### DATA ENTRIES
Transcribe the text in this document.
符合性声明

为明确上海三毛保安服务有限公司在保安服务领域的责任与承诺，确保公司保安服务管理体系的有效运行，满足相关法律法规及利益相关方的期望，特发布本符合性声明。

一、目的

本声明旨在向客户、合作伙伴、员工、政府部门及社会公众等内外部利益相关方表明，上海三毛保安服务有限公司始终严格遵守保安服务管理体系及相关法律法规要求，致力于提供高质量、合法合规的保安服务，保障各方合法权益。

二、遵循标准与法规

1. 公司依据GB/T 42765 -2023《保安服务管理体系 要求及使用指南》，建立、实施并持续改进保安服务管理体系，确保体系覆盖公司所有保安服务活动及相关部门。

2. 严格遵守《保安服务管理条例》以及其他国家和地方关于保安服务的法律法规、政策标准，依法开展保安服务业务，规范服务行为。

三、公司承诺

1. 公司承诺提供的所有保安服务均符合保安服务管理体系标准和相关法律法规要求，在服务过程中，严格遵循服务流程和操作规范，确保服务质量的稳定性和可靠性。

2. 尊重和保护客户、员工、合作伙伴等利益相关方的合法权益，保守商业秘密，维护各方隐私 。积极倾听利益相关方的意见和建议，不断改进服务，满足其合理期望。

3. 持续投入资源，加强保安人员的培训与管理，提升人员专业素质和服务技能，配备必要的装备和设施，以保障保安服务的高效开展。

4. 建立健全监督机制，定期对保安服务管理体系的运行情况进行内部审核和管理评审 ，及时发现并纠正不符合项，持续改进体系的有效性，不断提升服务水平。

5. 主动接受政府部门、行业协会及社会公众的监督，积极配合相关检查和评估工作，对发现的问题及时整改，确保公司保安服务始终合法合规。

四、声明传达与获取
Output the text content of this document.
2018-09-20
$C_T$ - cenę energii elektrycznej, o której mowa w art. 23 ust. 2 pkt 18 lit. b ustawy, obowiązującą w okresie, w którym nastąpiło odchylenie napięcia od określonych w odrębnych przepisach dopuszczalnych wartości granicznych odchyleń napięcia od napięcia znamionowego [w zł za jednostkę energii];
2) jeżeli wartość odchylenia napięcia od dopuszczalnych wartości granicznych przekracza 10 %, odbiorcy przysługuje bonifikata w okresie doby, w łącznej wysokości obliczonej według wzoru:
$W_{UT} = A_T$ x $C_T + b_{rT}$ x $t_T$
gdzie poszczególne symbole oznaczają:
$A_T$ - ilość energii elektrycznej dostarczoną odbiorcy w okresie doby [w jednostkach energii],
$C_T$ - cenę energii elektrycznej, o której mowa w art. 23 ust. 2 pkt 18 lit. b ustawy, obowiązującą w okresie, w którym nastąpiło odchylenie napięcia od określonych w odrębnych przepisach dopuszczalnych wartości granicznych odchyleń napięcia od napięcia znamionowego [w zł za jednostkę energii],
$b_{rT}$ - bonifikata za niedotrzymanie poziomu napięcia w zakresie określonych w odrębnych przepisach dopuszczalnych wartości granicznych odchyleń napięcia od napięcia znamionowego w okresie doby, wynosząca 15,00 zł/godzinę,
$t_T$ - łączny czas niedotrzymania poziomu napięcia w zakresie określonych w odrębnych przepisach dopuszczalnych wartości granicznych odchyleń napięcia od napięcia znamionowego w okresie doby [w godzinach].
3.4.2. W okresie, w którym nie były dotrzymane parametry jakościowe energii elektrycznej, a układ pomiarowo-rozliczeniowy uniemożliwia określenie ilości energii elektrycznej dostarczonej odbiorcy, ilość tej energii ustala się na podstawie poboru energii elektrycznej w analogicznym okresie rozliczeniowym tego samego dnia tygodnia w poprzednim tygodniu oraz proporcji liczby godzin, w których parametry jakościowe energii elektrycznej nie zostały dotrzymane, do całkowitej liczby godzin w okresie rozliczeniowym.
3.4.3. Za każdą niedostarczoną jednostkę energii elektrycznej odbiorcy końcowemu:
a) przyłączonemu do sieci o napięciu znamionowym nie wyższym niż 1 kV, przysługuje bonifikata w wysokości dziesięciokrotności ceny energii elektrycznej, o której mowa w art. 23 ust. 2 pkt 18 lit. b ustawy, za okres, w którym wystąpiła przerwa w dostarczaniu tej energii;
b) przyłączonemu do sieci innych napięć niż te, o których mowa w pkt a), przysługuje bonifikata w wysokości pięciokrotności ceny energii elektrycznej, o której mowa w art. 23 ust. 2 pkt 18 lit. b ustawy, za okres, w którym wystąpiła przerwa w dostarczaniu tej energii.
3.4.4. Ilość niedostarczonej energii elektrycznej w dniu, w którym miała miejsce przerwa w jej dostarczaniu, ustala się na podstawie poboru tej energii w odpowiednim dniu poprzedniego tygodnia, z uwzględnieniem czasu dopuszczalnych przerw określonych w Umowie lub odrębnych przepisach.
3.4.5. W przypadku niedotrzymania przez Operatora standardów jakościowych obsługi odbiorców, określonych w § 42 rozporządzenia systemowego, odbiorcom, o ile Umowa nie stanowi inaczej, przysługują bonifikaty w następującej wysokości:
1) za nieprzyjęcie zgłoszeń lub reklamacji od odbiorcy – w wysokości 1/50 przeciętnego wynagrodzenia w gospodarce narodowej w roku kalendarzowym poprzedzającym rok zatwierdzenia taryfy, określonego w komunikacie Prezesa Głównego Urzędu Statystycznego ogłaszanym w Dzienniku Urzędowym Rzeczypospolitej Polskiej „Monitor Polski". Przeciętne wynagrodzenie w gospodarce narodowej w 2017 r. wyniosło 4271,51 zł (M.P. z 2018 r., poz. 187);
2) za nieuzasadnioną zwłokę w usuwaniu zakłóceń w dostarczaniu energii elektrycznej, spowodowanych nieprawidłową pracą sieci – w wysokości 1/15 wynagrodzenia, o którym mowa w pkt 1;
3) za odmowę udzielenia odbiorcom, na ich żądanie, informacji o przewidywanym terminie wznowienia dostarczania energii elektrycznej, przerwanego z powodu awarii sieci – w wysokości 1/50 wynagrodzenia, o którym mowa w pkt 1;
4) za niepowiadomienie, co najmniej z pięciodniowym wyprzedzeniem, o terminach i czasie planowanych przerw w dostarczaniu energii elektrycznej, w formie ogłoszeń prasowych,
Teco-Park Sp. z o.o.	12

### TASK BRIEF
Repeat the records above in full, character for character.

### SOLUTION TO THIS EXERCISE
Transcribe the text in this document.
符合性声明

为明确上海三毛保安服务有限公司在保安服务领域的责任与承诺，确保公司保安服务管理体系的有效运行，满足相关法律法规及利益相关方的期望，特发布本符合性声明。

一、目的

本声明旨在向客户、合作伙伴、员工、政府部门及社会公众等内外部利益相关方表明，上海三毛保安服务有限公司始终严格遵守保安服务管理体系及相关法律法规要求，致力于提供高质量、合法合规的保安服务，保障各方合法权益。

二、遵循标准与法规

1. 公司依据GB/T 42765 -2023《保安服务管理体系 要求及使用指南》，建立、实施并持续改进保安服务管理体系，确保体系覆盖公司所有保安服务活动及相关部门。

2. 严格遵守《保安服务管理条例》以及其他国家和地方关于保安服务的法律法规、政策标准，依法开展保安服务业务，规范服务行为。

三、公司承诺

1. 公司承诺提供的所有保安服务均符合保安服务管理体系标准和相关法律法规要求，在服务过程中，严格遵循服务流程和操作规范，确保服务质量的稳定性和可靠性。

2. 尊重和保护客户、员工、合作伙伴等利益相关方的合法权益，保守商业秘密，维护各方隐私 。积极倾听利益相关方的意见和建议，不断改进服务，满足其合理期望。

3. 持续投入资源，加强保安人员的培训与管理，提升人员专业素质和服务技能，配备必要的装备和设施，以保障保安服务的高效开展。

4. 建立健全监督机制，定期对保安服务管理体系的运行情况进行内部审核和管理评审 ，及时发现并纠正不符合项，持续改进体系的有效性，不断提升服务水平。

5. 主动接受政府部门、行业协会及社会公众的监督，积极配合相关检查和评估工作，对发现的问题及时整改，确保公司保安服务始终合法合规。

四、声明传达与获取
Output the text content of this document.
2018-09-20
$C_T$ - cenę energii elektrycznej, o której mowa w art. 23 ust. 2 pkt 18 lit. b ustawy, obowiązującą w okresie, w którym nastąpiło odchylenie napięcia od określonych w odrębnych przepisach dopuszczalnych wartości granicznych odchyleń napięcia od napięcia znamionowego [w zł za jednostkę energii];
2) jeżeli wartość odchylenia napięcia od dopuszczalnych wartości granicznych przekracza 10 %, odbiorcy przysługuje bonifikata w okresie doby, w łącznej wysokości obliczonej według wzoru:
$W_{UT} = A_T$ x $C_T + b_{rT}$ x $t_T$
gdzie poszczególne symbole oznaczają:
$A_T$ - ilość energii elektrycznej dostarczoną odbiorcy w okresie doby [w jednostkach energii],
$C_T$ - cenę energii elektrycznej, o której mowa w art. 23 ust. 2 pkt 18 lit. b ustawy, obowiązującą w okresie, w którym nastąpiło odchylenie napięcia od określonych w odrębnych przepisach dopuszczalnych wartości granicznych odchyleń napięcia od napięcia znamionowego [w zł za jednostkę energii],
$b_{rT}$ - bonifikata za niedotrzymanie poziomu napięcia w zakresie określonych w odrębnych przepisach dopuszczalnych wartości granicznych odchyleń napięcia od napięcia znamionowego w okresie doby, wynosząca 15,00 zł/godzinę,
$t_T$ - łączny czas niedotrzymania poziomu napięcia w zakresie określonych w odrębnych przepisach dopuszczalnych wartości granicznych odchyleń napięcia od napięcia znamionowego w okresie doby [w godzinach].
3.4.2. W okresie, w którym nie były dotrzymane parametry jakościowe energii elektrycznej, a układ pomiarowo-rozliczeniowy uniemożliwia określenie ilości energii elektrycznej dostarczonej odbiorcy, ilość tej energii ustala się na podstawie poboru energii elektrycznej w analogicznym okresie rozliczeniowym tego samego dnia tygodnia w poprzednim tygodniu oraz proporcji liczby godzin, w których parametry jakościowe energii elektrycznej nie zostały dotrzymane, do całkowitej liczby godzin w okresie rozliczeniowym.
3.4.3. Za każdą niedostarczoną jednostkę energii elektrycznej odbiorcy końcowemu:
a) przyłączonemu do sieci o napięciu znamionowym nie wyższym niż 1 kV, przysługuje bonifikata w wysokości dziesięciokrotności ceny energii elektrycznej, o której mowa w art. 23 ust. 2 pkt 18 lit. b ustawy, za okres, w którym wystąpiła przerwa w dostarczaniu tej energii;
b) przyłączonemu do sieci innych napięć niż te, o których mowa w pkt a), przysługuje bonifikata w wysokości pięciokrotności ceny energii elektrycznej, o której mowa w art. 23 ust. 2 pkt 18 lit. b ustawy, za okres, w którym wystąpiła przerwa w dostarczaniu tej energii.
3.4.4. Ilość niedostarczonej energii elektrycznej w dniu, w którym miała miejsce przerwa w jej dostarczaniu, ustala się na podstawie poboru tej energii w odpowiednim dniu poprzedniego tygodnia, z uwzględnieniem czasu dopuszczalnych przerw określonych w Umowie lub odrębnych przepisach.
3.4.5. W przypadku niedotrzymania przez Operatora standardów jakościowych obsługi odbiorców, określonych w § 42 rozporządzenia systemowego, odbiorcom, o ile Umowa nie stanowi inaczej, przysługują bonifikaty w następującej wysokości:
1) za nieprzyjęcie zgłoszeń lub reklamacji od odbiorcy – w wysokości 1/50 przeciętnego wynagrodzenia w gospodarce narodowej w roku kalendarzowym poprzedzającym rok zatwierdzenia taryfy, określonego w komunikacie Prezesa Głównego Urzędu Statystycznego ogłaszanym w Dzienniku Urzędowym Rzeczypospolitej Polskiej „Monitor Polski". Przeciętne wynagrodzenie w gospodarce narodowej w 2017 r. wyniosło 4271,51 zł (M.P. z 2018 r., poz. 187);
2) za nieuzasadnioną zwłokę w usuwaniu zakłóceń w dostarczaniu energii elektrycznej, spowodowanych nieprawidłową pracą sieci – w wysokości 1/15 wynagrodzenia, o którym mowa w pkt 1;
3) za odmowę udzielenia odbiorcom, na ich żądanie, informacji o przewidywanym terminie wznowienia dostarczania energii elektrycznej, przerwanego z powodu awarii sieci – w wysokości 1/50 wynagrodzenia, o którym mowa w pkt 1;
4) za niepowiadomienie, co najmniej z pięciodniowym wyprzedzeniem, o terminach i czasie planowanych przerw w dostarczaniu energii elektrycznej, w formie ogłoszeń prasowych,
Teco-Park Sp. z o.o.	12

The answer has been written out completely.